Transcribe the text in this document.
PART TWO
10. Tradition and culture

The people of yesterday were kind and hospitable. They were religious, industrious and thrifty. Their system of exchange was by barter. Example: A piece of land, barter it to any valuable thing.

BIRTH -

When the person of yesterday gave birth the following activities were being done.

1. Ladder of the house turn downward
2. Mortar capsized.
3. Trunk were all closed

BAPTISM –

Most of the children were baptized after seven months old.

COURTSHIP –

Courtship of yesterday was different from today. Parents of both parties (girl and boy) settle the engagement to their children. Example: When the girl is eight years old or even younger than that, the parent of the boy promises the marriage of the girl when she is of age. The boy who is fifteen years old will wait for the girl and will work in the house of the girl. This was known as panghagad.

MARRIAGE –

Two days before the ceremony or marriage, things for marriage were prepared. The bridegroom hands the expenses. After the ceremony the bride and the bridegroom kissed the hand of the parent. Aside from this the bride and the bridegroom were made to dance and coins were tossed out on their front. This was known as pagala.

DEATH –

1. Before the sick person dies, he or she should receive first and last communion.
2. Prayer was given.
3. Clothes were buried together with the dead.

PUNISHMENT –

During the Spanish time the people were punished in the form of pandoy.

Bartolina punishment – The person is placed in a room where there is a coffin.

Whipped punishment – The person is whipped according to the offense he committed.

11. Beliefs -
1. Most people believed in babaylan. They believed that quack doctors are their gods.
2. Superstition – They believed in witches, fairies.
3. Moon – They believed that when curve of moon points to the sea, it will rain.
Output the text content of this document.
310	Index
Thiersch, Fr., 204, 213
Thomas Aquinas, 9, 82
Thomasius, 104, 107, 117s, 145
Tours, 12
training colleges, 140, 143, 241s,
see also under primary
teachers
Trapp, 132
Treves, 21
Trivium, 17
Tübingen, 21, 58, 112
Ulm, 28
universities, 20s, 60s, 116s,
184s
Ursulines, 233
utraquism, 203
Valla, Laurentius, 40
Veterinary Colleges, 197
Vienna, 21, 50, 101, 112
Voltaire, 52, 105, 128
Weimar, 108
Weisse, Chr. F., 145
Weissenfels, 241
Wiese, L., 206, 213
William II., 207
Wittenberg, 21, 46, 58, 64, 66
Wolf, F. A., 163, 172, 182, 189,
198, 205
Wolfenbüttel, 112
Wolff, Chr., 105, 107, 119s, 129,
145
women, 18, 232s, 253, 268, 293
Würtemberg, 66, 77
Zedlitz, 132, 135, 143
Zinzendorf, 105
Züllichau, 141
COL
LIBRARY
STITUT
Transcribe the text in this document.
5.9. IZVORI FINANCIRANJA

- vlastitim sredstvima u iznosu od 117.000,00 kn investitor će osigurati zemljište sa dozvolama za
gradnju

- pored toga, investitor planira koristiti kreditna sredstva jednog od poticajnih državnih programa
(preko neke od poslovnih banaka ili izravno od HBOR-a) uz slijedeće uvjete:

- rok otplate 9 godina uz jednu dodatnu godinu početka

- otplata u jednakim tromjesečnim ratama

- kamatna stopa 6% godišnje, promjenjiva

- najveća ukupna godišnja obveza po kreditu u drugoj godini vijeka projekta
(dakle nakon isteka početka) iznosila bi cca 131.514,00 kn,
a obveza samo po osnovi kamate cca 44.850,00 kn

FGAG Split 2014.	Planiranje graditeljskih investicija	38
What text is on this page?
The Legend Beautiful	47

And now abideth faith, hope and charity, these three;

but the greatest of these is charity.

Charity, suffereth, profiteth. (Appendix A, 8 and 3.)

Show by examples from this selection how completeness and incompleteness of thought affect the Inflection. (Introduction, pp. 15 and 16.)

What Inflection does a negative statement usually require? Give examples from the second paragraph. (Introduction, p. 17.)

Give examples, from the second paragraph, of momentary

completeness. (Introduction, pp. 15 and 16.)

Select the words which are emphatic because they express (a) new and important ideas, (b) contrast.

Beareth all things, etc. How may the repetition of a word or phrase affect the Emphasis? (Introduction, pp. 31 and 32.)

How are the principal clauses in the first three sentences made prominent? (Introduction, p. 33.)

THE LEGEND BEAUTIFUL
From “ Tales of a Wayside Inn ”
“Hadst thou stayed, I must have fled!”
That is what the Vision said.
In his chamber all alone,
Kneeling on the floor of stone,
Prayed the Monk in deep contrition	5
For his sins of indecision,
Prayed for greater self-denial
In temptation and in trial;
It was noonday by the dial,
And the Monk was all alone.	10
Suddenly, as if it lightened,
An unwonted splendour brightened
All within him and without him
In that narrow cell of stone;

* * * * * * *

• **What is required**:
Which lines hold the word "completeness"? Copy each of them from the records.

• **The completed task**:
Show by examples from this selection how completeness and incompleteness of thought affect the Inflection. (Introduction, pp. 15 and 16.)
completeness. (Introduction, pp. 15 and 16.)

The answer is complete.